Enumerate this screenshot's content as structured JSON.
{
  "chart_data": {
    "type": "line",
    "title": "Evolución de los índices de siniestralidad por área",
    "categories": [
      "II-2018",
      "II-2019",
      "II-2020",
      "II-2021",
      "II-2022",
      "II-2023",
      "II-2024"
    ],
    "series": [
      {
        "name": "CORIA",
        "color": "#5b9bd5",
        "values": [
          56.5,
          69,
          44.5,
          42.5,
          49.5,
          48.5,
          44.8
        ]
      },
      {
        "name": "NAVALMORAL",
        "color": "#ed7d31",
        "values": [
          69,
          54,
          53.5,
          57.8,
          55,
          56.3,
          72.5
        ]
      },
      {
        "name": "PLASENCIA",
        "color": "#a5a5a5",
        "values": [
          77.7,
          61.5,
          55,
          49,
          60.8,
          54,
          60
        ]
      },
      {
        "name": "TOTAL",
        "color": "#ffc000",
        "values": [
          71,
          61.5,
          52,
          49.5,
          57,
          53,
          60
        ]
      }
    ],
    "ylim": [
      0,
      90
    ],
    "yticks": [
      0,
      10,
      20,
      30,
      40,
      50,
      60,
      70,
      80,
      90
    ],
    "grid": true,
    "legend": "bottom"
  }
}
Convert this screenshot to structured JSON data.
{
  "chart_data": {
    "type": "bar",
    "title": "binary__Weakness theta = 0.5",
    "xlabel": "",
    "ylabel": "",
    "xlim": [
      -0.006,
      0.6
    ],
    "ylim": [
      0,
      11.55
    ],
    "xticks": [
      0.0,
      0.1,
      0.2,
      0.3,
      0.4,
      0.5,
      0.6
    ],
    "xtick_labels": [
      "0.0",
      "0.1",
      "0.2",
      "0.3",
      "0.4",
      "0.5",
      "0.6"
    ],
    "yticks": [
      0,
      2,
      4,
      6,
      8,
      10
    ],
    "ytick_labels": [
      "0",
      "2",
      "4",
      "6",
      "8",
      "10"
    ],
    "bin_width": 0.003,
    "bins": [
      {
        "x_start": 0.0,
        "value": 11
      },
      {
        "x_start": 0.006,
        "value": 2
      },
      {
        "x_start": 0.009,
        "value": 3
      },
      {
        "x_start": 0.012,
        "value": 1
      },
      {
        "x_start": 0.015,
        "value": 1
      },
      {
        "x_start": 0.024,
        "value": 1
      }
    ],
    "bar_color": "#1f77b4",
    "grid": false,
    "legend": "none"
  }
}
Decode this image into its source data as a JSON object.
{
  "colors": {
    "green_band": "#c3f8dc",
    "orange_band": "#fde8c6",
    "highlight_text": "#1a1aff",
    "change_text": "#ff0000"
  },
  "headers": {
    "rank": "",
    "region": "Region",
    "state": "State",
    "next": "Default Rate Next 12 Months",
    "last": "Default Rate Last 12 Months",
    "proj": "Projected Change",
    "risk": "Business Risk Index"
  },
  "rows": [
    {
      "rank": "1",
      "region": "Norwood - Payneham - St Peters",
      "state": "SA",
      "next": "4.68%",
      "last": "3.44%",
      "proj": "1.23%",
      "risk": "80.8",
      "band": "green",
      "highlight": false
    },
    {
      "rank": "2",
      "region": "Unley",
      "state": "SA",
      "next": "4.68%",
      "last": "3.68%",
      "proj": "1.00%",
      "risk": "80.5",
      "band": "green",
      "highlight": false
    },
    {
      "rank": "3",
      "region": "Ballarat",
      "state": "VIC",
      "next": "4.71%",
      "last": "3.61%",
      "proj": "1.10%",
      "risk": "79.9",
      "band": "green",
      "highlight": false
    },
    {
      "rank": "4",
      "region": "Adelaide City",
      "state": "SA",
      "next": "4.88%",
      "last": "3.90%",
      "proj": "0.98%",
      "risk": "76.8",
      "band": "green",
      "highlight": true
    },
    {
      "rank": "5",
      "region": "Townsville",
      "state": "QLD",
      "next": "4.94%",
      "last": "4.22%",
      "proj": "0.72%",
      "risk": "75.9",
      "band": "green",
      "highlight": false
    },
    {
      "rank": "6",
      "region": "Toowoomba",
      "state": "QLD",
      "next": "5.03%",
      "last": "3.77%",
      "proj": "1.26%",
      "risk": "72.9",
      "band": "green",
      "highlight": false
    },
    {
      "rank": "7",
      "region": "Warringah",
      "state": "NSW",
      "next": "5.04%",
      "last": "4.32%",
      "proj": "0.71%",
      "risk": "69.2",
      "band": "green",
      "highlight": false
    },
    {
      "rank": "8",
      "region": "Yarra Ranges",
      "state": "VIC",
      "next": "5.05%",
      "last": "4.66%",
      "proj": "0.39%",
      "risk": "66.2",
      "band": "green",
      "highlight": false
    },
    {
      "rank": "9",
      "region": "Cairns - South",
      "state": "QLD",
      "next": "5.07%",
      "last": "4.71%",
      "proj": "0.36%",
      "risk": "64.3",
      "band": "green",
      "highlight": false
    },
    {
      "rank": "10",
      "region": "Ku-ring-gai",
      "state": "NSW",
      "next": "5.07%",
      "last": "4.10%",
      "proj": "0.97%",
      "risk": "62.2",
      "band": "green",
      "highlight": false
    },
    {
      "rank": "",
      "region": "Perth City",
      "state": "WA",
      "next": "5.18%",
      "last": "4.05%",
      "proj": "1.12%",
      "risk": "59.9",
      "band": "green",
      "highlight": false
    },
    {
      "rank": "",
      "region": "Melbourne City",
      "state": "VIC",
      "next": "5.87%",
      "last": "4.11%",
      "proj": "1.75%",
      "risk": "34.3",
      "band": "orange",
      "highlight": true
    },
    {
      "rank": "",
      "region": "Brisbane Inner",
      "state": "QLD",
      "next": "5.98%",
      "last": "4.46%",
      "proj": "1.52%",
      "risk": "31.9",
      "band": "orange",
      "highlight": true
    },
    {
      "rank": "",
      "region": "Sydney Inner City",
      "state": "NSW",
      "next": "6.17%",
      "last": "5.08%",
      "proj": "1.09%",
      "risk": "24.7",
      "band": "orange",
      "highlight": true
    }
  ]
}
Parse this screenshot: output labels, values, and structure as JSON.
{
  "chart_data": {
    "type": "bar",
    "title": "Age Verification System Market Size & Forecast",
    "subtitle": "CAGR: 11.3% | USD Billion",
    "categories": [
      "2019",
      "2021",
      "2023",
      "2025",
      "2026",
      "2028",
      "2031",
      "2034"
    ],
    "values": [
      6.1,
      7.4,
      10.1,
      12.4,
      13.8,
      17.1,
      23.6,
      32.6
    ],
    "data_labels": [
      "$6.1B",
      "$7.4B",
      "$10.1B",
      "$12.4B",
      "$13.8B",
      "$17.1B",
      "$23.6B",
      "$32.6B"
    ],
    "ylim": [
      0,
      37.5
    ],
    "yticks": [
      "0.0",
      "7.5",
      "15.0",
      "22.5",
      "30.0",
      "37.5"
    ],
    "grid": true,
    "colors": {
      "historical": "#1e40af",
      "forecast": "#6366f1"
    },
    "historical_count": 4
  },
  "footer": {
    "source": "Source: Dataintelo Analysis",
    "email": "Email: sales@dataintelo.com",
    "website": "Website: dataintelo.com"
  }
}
***
* What you have to do: From the line containing "Parse this screenshot: output" down to the last line, reproduce the records exactly. Include both ends.

* Right answer:
Parse this screenshot: output labels, values, and structure as JSON.
{
  "chart_data": {
    "type": "bar",
    "title": "Age Verification System Market Size & Forecast",
    "subtitle": "CAGR: 11.3% | USD Billion",
    "categories": [
      "2019",
      "2021",
      "2023",
      "2025",
      "2026",
      "2028",
      "2031",
      "2034"
    ],
    "values": [
      6.1,
      7.4,
      10.1,
      12.4,
      13.8,
      17.1,
      23.6,
      32.6
    ],
    "data_labels": [
      "$6.1B",
      "$7.4B",
      "$10.1B",
      "$12.4B",
      "$13.8B",
      "$17.1B",
      "$23.6B",
      "$32.6B"
    ],
    "ylim": [
      0,
      37.5
    ],
    "yticks": [
      "0.0",
      "7.5",
      "15.0",
      "22.5",
      "30.0",
      "37.5"
    ],
    "grid": true,
    "colors": {
      "historical": "#1e40af",
      "forecast": "#6366f1"
    },
    "historical_count": 4
  },
  "footer": {
    "source": "Source: Dataintelo Analysis",
    "email": "Email: sales@dataintelo.com",
    "website": "Website: dataintelo.com"
  }
}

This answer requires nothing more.